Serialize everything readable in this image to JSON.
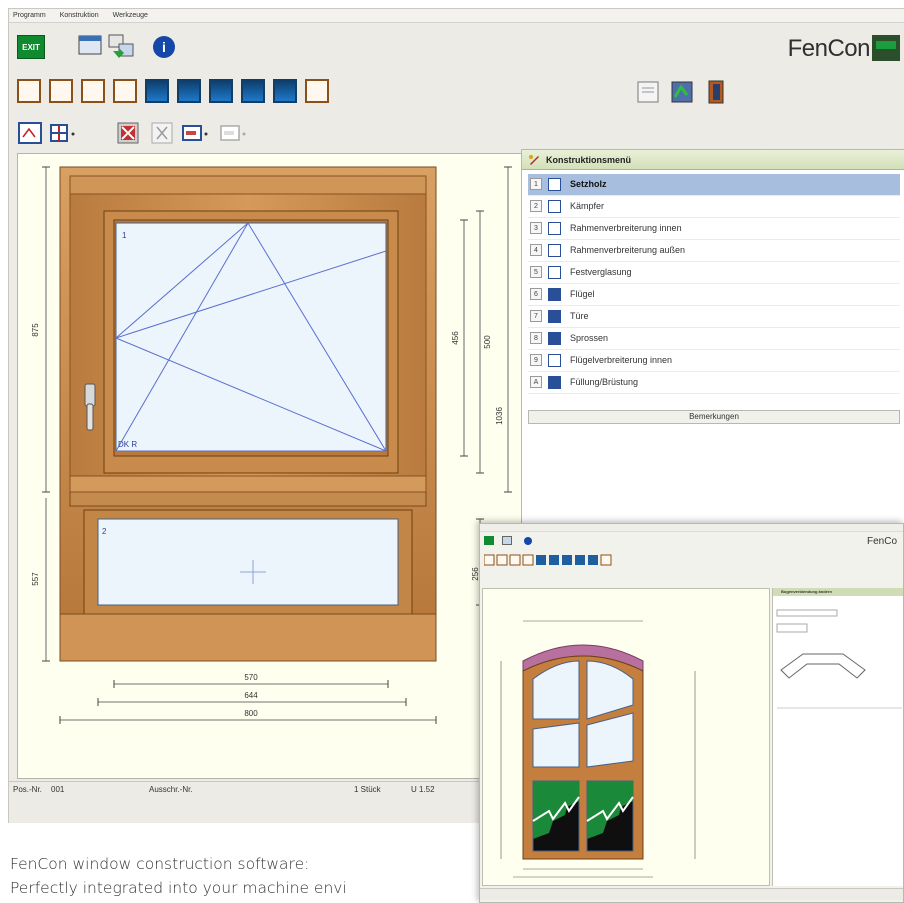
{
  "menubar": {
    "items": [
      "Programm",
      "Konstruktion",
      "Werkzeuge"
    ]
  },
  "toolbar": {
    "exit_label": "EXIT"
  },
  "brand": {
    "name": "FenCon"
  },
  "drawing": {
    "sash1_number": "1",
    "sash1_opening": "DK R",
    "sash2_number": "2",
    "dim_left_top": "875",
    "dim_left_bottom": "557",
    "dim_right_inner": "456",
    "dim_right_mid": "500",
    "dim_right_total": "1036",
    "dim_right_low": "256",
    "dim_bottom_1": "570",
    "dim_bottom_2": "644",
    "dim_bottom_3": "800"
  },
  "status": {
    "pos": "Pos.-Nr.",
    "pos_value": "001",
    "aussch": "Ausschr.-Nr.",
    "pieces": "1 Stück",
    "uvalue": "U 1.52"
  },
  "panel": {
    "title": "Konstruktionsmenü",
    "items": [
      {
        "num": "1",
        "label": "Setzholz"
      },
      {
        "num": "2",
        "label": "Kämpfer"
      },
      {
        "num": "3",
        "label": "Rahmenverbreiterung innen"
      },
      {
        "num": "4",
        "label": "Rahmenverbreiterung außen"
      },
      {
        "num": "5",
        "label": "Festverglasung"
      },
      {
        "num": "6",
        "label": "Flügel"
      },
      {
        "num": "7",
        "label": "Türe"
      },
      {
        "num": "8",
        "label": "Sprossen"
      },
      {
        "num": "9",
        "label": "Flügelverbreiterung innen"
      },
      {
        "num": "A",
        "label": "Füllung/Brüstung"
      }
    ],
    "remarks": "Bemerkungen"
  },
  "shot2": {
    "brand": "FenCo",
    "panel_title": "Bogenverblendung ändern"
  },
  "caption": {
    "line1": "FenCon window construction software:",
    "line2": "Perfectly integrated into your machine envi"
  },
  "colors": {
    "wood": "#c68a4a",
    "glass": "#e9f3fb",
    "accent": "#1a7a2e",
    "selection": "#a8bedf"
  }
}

****

YOUR OBJECTIVE:
In the listing, find every line with the word "innen" and state how many there are, nothing more.

RESPONSE TO THIS EXERCISE:
2